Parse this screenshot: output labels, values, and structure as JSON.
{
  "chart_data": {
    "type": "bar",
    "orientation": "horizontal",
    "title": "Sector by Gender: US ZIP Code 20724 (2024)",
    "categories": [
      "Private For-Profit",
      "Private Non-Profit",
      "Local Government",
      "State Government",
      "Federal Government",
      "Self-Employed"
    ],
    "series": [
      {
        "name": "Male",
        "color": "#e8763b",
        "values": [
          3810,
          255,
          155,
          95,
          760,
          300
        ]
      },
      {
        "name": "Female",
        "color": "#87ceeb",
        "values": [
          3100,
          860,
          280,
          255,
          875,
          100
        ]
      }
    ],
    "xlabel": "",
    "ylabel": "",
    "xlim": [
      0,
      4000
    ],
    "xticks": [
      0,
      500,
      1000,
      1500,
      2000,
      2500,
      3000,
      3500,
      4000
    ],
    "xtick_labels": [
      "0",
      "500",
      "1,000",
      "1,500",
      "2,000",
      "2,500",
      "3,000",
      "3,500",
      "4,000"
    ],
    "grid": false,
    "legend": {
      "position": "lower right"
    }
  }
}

= = = = = = =

DIRECTIVE.
Go through the listing and copy all of it exactly.

THE REPLY.
Parse this screenshot: output labels, values, and structure as JSON.
{
  "chart_data": {
    "type": "bar",
    "orientation": "horizontal",
    "title": "Sector by Gender: US ZIP Code 20724 (2024)",
    "categories": [
      "Private For-Profit",
      "Private Non-Profit",
      "Local Government",
      "State Government",
      "Federal Government",
      "Self-Employed"
    ],
    "series": [
      {
        "name": "Male",
        "color": "#e8763b",
        "values": [
          3810,
          255,
          155,
          95,
          760,
          300
        ]
      },
      {
        "name": "Female",
        "color": "#87ceeb",
        "values": [
          3100,
          860,
          280,
          255,
          875,
          100
        ]
      }
    ],
    "xlabel": "",
    "ylabel": "",
    "xlim": [
      0,
      4000
    ],
    "xticks": [
      0,
      500,
      1000,
      1500,
      2000,
      2500,
      3000,
      3500,
      4000
    ],
    "xtick_labels": [
      "0",
      "500",
      "1,000",
      "1,500",
      "2,000",
      "2,500",
      "3,000",
      "3,500",
      "4,000"
    ],
    "grid": false,
    "legend": {
      "position": "lower right"
    }
  }
}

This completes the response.